● Directions
Search the records for the word "ylabel" and report each line that has it.

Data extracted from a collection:
— START —
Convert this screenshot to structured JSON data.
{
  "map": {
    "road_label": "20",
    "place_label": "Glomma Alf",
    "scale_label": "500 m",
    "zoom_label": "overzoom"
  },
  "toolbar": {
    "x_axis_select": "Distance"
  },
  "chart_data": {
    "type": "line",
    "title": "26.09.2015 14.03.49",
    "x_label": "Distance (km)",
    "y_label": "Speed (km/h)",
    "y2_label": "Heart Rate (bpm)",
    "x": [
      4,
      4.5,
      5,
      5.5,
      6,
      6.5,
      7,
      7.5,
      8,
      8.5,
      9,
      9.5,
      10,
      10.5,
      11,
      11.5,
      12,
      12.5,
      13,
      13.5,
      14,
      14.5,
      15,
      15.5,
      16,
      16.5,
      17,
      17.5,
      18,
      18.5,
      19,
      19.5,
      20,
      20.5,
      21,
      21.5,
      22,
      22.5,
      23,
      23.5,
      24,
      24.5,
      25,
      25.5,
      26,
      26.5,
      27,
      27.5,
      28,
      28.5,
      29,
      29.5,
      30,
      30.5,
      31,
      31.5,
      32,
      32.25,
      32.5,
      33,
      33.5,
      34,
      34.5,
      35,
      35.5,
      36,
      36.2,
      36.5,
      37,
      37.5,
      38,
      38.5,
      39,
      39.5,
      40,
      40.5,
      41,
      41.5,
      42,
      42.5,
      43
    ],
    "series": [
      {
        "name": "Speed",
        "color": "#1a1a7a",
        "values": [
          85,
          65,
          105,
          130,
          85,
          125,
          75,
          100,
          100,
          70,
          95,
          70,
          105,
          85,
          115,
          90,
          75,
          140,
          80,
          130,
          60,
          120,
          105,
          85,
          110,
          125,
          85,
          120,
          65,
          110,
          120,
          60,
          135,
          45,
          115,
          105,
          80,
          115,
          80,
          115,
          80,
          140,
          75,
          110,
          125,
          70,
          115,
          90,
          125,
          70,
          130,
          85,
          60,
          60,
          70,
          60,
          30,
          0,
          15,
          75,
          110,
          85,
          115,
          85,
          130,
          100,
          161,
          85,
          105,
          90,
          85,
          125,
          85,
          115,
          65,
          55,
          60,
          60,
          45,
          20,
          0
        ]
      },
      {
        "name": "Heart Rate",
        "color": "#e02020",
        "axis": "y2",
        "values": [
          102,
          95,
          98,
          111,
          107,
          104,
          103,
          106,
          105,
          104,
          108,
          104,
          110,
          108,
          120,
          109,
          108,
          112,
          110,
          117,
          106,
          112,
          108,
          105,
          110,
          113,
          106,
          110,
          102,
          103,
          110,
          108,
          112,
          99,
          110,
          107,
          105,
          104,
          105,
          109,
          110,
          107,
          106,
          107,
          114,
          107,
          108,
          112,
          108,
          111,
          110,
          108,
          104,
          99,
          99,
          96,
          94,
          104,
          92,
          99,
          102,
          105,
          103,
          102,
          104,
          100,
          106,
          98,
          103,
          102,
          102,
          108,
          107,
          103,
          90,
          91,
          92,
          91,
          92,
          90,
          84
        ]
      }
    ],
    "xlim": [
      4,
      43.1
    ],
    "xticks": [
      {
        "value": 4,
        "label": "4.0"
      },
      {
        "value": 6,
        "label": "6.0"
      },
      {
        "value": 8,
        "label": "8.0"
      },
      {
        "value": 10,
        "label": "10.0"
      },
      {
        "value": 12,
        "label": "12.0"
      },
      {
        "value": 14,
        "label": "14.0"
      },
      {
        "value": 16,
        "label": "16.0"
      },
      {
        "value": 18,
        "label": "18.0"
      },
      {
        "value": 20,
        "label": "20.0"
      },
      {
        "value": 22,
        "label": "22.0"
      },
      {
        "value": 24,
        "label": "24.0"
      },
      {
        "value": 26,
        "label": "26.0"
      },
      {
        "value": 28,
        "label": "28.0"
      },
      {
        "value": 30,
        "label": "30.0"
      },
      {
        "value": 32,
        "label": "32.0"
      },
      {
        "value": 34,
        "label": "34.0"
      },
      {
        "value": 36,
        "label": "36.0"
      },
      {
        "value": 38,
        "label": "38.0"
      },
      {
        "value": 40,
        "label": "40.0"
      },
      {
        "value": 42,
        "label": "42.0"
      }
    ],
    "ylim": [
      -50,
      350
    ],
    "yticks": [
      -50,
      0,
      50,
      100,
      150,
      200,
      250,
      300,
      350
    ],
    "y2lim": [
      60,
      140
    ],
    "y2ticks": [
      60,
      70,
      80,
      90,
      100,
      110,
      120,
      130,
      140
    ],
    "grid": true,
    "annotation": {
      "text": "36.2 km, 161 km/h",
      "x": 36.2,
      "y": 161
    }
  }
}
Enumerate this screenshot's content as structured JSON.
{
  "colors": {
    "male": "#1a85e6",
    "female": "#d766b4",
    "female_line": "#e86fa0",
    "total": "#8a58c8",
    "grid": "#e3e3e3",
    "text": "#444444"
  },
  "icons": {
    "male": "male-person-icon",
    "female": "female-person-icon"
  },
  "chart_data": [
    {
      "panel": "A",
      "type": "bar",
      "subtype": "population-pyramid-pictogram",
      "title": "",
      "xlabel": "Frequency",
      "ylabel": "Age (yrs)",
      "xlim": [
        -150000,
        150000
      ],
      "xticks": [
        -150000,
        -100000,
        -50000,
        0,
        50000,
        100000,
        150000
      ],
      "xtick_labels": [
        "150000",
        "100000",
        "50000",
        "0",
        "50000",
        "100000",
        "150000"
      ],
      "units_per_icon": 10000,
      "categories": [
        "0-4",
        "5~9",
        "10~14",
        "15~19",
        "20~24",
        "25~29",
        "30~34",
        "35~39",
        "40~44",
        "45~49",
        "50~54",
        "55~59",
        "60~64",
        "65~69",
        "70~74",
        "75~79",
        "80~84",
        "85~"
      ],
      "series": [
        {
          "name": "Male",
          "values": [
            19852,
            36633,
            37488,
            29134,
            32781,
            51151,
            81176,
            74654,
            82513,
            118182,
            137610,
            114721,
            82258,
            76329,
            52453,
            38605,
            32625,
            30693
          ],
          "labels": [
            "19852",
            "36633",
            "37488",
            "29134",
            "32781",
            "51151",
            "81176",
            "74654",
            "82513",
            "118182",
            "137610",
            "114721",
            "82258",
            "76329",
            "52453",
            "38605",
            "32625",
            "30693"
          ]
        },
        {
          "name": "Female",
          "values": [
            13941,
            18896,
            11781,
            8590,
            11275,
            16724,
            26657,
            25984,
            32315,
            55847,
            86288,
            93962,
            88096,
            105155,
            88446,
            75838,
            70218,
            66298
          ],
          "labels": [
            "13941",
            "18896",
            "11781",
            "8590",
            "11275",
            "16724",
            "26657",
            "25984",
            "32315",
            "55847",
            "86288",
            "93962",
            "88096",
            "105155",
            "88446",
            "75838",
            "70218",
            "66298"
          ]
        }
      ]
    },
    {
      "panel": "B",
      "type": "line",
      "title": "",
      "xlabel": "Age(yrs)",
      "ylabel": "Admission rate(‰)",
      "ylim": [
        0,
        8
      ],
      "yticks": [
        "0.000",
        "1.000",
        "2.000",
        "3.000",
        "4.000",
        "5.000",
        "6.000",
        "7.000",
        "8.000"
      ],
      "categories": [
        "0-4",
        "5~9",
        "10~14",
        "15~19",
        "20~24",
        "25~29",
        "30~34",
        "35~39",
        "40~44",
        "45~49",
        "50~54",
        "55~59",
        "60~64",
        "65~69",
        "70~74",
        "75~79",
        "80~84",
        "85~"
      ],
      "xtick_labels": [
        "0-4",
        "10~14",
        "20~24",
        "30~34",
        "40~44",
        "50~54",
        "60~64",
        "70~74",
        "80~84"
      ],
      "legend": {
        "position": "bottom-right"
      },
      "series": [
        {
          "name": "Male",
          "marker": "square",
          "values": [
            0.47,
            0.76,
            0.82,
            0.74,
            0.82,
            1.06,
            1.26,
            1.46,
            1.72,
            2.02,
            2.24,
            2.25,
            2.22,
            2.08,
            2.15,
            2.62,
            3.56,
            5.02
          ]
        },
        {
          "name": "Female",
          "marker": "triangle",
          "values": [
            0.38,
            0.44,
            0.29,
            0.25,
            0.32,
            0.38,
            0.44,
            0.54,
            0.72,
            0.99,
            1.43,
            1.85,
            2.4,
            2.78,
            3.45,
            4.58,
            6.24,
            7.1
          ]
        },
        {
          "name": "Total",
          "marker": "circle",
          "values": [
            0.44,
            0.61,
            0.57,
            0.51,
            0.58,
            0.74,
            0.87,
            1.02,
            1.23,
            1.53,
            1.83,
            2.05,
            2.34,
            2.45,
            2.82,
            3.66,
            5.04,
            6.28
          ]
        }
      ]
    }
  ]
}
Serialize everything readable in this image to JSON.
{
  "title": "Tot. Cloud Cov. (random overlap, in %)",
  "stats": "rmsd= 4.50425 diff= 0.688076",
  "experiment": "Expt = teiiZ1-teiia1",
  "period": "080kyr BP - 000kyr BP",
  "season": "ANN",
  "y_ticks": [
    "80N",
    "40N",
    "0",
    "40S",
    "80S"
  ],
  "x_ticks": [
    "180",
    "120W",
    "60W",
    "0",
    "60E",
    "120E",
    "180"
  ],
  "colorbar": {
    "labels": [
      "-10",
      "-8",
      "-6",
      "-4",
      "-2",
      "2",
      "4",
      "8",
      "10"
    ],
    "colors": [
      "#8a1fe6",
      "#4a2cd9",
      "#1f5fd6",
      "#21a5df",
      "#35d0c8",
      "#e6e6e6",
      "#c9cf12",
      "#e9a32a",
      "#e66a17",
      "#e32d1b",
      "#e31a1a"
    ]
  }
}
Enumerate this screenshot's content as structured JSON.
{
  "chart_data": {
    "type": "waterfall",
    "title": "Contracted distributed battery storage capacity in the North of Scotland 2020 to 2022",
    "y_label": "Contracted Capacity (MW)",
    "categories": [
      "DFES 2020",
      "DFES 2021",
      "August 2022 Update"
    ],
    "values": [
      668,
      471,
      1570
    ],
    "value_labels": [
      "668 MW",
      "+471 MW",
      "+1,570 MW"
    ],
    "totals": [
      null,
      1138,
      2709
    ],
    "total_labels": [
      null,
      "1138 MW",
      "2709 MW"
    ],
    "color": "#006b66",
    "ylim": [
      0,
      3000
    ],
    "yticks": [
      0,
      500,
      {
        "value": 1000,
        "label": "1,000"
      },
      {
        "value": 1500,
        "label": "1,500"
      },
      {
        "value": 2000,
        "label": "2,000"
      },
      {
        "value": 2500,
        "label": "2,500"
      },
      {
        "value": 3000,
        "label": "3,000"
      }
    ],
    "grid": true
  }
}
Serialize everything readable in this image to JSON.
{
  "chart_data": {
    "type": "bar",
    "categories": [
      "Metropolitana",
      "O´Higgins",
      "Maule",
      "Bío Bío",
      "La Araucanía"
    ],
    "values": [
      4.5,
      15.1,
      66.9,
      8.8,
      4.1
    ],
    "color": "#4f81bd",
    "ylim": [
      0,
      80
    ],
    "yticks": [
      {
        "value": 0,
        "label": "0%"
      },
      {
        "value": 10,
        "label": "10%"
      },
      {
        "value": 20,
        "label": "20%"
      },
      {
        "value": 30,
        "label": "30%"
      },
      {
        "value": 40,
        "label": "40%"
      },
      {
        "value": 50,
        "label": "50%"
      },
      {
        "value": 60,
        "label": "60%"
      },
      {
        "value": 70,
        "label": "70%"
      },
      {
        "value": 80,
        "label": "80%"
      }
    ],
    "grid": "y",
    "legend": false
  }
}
— END —
● Exercise result
      "ylabel": "Age (yrs)",
      "ylabel": "Admission rate(‰)",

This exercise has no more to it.